Exercise task: Compute the number of lines that include the string "demand", then output that number and nothing else.

* START Dataset records *

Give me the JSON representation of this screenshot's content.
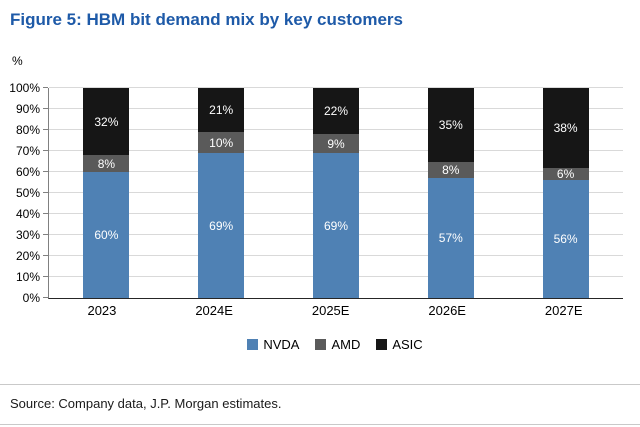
{
  "title": "Figure 5: HBM bit demand mix by key customers",
  "source": "Source: Company data, J.P. Morgan estimates.",
  "colors": {
    "title": "#1e5aa8",
    "nvda": "#4f81b4",
    "amd": "#5a5a5a",
    "asic": "#161616",
    "gridline": "#d9d9d9"
  },
  "chart_data": {
    "type": "bar",
    "stacked": true,
    "title": "Figure 5: HBM bit demand mix by key customers",
    "categories": [
      "2023",
      "2024E",
      "2025E",
      "2026E",
      "2027E"
    ],
    "series": [
      {
        "name": "NVDA",
        "color": "#4f81b4",
        "values": [
          60,
          69,
          69,
          57,
          56
        ]
      },
      {
        "name": "AMD",
        "color": "#5a5a5a",
        "values": [
          8,
          10,
          9,
          8,
          6
        ]
      },
      {
        "name": "ASIC",
        "color": "#161616",
        "values": [
          32,
          21,
          22,
          35,
          38
        ]
      }
    ],
    "xlabel": "",
    "ylabel": "%",
    "ylim": [
      0,
      100
    ],
    "ytick_step": 10,
    "ytick_labels": [
      "0%",
      "10%",
      "20%",
      "30%",
      "40%",
      "50%",
      "60%",
      "70%",
      "80%",
      "90%",
      "100%"
    ],
    "value_label_suffix": "%",
    "grid": true,
    "legend_position": "bottom"
  }
}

* END Dataset records *

Answer to the exercise: 2